THE EXERCISE:
Print the listing below exactly.

INFORMATION PROVIDED:
==========
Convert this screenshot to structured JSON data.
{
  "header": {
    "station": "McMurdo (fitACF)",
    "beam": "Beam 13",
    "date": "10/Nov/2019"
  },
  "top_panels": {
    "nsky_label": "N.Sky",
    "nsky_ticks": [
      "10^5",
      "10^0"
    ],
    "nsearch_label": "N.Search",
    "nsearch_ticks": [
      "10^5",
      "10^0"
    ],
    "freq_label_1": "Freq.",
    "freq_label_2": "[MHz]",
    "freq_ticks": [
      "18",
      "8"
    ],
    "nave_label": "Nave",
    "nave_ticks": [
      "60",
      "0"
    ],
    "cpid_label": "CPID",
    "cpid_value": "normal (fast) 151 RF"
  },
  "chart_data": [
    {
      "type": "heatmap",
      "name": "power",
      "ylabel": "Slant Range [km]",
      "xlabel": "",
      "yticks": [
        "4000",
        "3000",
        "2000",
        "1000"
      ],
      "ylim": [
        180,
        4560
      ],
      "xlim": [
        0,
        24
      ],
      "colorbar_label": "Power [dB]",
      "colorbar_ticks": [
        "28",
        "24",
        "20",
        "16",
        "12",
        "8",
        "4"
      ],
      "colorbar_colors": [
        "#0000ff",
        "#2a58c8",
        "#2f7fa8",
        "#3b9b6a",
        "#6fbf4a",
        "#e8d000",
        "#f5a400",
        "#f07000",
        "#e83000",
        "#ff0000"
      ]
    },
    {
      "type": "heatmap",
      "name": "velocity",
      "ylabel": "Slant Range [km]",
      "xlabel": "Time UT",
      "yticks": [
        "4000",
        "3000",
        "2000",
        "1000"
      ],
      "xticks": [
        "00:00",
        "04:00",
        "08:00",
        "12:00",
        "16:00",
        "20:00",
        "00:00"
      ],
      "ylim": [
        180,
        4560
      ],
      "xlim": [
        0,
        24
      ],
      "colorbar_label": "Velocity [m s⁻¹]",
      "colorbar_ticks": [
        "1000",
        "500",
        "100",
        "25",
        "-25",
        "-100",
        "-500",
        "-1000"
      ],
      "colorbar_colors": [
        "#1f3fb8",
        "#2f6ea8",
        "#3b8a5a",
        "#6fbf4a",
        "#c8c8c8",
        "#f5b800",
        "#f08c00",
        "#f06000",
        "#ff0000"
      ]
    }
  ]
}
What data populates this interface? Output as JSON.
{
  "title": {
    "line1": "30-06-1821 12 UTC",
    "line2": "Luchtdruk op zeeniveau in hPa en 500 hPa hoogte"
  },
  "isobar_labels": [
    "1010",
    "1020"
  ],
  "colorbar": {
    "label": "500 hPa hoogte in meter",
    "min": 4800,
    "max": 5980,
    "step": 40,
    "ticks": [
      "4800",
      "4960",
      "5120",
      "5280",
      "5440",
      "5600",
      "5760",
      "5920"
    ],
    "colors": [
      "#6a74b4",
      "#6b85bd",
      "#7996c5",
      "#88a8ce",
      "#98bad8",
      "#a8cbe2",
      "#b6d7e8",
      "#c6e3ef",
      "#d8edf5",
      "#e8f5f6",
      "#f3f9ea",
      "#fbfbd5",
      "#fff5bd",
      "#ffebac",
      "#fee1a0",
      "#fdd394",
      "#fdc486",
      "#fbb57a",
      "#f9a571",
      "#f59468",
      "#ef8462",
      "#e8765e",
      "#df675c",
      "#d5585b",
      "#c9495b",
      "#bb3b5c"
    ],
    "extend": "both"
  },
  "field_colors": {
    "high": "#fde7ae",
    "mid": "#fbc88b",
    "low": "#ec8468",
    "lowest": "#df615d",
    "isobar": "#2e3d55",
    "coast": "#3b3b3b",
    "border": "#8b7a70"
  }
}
==========
REPLY:
Convert this screenshot to structured JSON data.
{
  "header": {
    "station": "McMurdo (fitACF)",
    "beam": "Beam 13",
    "date": "10/Nov/2019"
  },
  "top_panels": {
    "nsky_label": "N.Sky",
    "nsky_ticks": [
      "10^5",
      "10^0"
    ],
    "nsearch_label": "N.Search",
    "nsearch_ticks": [
      "10^5",
      "10^0"
    ],
    "freq_label_1": "Freq.",
    "freq_label_2": "[MHz]",
    "freq_ticks": [
      "18",
      "8"
    ],
    "nave_label": "Nave",
    "nave_ticks": [
      "60",
      "0"
    ],
    "cpid_label": "CPID",
    "cpid_value": "normal (fast) 151 RF"
  },
  "chart_data": [
    {
      "type": "heatmap",
      "name": "power",
      "ylabel": "Slant Range [km]",
      "xlabel": "",
      "yticks": [
        "4000",
        "3000",
        "2000",
        "1000"
      ],
      "ylim": [
        180,
        4560
      ],
      "xlim": [
        0,
        24
      ],
      "colorbar_label": "Power [dB]",
      "colorbar_ticks": [
        "28",
        "24",
        "20",
        "16",
        "12",
        "8",
        "4"
      ],
      "colorbar_colors": [
        "#0000ff",
        "#2a58c8",
        "#2f7fa8",
        "#3b9b6a",
        "#6fbf4a",
        "#e8d000",
        "#f5a400",
        "#f07000",
        "#e83000",
        "#ff0000"
      ]
    },
    {
      "type": "heatmap",
      "name": "velocity",
      "ylabel": "Slant Range [km]",
      "xlabel": "Time UT",
      "yticks": [
        "4000",
        "3000",
        "2000",
        "1000"
      ],
      "xticks": [
        "00:00",
        "04:00",
        "08:00",
        "12:00",
        "16:00",
        "20:00",
        "00:00"
      ],
      "ylim": [
        180,
        4560
      ],
      "xlim": [
        0,
        24
      ],
      "colorbar_label": "Velocity [m s⁻¹]",
      "colorbar_ticks": [
        "1000",
        "500",
        "100",
        "25",
        "-25",
        "-100",
        "-500",
        "-1000"
      ],
      "colorbar_colors": [
        "#1f3fb8",
        "#2f6ea8",
        "#3b8a5a",
        "#6fbf4a",
        "#c8c8c8",
        "#f5b800",
        "#f08c00",
        "#f06000",
        "#ff0000"
      ]
    }
  ]
}
What data populates this interface? Output as JSON.
{
  "title": {
    "line1": "30-06-1821 12 UTC",
    "line2": "Luchtdruk op zeeniveau in hPa en 500 hPa hoogte"
  },
  "isobar_labels": [
    "1010",
    "1020"
  ],
  "colorbar": {
    "label": "500 hPa hoogte in meter",
    "min": 4800,
    "max": 5980,
    "step": 40,
    "ticks": [
      "4800",
      "4960",
      "5120",
      "5280",
      "5440",
      "5600",
      "5760",
      "5920"
    ],
    "colors": [
      "#6a74b4",
      "#6b85bd",
      "#7996c5",
      "#88a8ce",
      "#98bad8",
      "#a8cbe2",
      "#b6d7e8",
      "#c6e3ef",
      "#d8edf5",
      "#e8f5f6",
      "#f3f9ea",
      "#fbfbd5",
      "#fff5bd",
      "#ffebac",
      "#fee1a0",
      "#fdd394",
      "#fdc486",
      "#fbb57a",
      "#f9a571",
      "#f59468",
      "#ef8462",
      "#e8765e",
      "#df675c",
      "#d5585b",
      "#c9495b",
      "#bb3b5c"
    ],
    "extend": "both"
  },
  "field_colors": {
    "high": "#fde7ae",
    "mid": "#fbc88b",
    "low": "#ec8468",
    "lowest": "#df615d",
    "isobar": "#2e3d55",
    "coast": "#3b3b3b",
    "border": "#8b7a70"
  }
}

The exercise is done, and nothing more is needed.